Copy exactly the lines from the one containing "Type out the text in this image." through the last line of the records, both included, and nothing more.

### Data records

++++

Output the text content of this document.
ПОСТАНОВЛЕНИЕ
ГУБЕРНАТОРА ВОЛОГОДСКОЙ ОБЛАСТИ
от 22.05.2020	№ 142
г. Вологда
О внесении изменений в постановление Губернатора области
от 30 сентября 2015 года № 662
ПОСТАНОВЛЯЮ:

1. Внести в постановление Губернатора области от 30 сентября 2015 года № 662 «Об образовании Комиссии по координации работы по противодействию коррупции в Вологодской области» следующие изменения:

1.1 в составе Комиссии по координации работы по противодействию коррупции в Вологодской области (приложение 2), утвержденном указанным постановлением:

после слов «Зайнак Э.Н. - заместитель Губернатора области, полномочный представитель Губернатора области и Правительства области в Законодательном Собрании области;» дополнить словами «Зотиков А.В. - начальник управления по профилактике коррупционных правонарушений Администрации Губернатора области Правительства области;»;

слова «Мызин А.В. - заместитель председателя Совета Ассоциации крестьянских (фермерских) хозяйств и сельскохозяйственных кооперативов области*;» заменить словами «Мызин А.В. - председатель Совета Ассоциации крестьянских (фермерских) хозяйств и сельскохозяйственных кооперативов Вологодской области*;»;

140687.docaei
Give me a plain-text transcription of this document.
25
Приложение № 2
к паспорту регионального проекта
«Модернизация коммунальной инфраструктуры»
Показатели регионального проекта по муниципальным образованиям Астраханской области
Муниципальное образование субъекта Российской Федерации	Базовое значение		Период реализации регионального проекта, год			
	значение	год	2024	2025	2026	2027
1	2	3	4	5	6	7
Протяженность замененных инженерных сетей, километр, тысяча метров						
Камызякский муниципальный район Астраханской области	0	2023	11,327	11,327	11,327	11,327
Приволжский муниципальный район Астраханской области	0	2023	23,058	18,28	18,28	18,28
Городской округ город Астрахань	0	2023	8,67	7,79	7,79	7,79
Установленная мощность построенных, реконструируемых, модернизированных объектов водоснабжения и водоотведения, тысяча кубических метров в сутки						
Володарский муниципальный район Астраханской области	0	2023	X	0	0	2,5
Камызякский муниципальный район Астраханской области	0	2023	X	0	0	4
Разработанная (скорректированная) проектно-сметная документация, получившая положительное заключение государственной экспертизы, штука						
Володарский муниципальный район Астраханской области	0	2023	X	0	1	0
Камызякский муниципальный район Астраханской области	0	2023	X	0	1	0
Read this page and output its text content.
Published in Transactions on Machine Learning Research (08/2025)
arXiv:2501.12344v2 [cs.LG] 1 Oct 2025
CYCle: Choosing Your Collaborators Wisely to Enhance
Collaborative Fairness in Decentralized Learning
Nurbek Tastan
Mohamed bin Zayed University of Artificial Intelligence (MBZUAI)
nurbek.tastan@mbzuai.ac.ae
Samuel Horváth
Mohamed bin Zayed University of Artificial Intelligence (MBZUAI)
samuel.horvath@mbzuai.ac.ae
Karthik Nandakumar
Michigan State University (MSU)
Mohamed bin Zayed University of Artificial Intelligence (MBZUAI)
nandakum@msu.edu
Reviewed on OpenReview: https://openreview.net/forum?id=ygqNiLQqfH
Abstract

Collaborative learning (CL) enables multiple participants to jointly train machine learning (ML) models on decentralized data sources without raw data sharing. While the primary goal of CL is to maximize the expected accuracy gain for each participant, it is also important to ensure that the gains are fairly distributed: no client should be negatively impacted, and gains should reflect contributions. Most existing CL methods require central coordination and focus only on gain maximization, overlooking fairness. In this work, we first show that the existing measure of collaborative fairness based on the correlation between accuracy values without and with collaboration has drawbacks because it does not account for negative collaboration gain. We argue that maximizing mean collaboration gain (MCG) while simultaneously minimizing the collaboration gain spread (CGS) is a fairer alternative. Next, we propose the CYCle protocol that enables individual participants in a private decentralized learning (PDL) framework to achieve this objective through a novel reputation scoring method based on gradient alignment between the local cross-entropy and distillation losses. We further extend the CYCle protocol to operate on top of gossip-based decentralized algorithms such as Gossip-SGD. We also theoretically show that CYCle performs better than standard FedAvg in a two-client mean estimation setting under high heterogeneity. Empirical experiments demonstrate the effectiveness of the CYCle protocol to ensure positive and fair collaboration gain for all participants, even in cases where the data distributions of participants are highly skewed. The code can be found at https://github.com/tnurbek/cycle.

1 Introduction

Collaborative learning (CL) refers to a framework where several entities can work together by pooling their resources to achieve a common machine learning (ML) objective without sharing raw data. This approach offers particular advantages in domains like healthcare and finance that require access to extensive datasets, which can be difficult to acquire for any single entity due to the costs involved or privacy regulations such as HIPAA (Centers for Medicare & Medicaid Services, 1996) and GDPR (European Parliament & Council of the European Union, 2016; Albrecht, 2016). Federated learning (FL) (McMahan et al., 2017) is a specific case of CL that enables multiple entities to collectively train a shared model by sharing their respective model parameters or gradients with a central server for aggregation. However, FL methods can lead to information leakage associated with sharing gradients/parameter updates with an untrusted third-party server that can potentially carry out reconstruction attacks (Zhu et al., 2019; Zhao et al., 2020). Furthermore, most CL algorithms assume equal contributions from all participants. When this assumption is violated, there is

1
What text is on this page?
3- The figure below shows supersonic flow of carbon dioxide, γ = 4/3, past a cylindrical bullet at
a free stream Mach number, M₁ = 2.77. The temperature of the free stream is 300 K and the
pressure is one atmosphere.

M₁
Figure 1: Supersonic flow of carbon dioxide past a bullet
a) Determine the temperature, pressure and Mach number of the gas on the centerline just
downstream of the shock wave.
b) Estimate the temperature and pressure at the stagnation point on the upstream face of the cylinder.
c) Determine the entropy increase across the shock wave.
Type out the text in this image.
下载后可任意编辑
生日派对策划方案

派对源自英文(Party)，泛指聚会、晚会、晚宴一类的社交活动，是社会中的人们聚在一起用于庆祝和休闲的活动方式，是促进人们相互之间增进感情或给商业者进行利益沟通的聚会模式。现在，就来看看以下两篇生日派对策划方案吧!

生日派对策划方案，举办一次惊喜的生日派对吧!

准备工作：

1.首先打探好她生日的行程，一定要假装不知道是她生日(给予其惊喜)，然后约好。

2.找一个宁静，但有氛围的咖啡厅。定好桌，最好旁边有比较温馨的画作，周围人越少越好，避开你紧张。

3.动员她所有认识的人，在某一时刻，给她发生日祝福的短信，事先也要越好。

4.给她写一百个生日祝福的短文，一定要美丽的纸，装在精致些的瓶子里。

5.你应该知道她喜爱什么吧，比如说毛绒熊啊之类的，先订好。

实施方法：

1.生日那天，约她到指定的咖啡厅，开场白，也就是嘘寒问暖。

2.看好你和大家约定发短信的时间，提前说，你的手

++++

### Written answer
Type out the text in this image.
下载后可任意编辑
生日派对策划方案

派对源自英文(Party)，泛指聚会、晚会、晚宴一类的社交活动，是社会中的人们聚在一起用于庆祝和休闲的活动方式，是促进人们相互之间增进感情或给商业者进行利益沟通的聚会模式。现在，就来看看以下两篇生日派对策划方案吧!

生日派对策划方案，举办一次惊喜的生日派对吧!

准备工作：

1.首先打探好她生日的行程，一定要假装不知道是她生日(给予其惊喜)，然后约好。

2.找一个宁静，但有氛围的咖啡厅。定好桌，最好旁边有比较温馨的画作，周围人越少越好，避开你紧张。

3.动员她所有认识的人，在某一时刻，给她发生日祝福的短信，事先也要越好。

4.给她写一百个生日祝福的短文，一定要美丽的纸，装在精致些的瓶子里。

5.你应该知道她喜爱什么吧，比如说毛绒熊啊之类的，先订好。

实施方法：

1.生日那天，约她到指定的咖啡厅，开场白，也就是嘘寒问暖。

2.看好你和大家约定发短信的时间，提前说，你的手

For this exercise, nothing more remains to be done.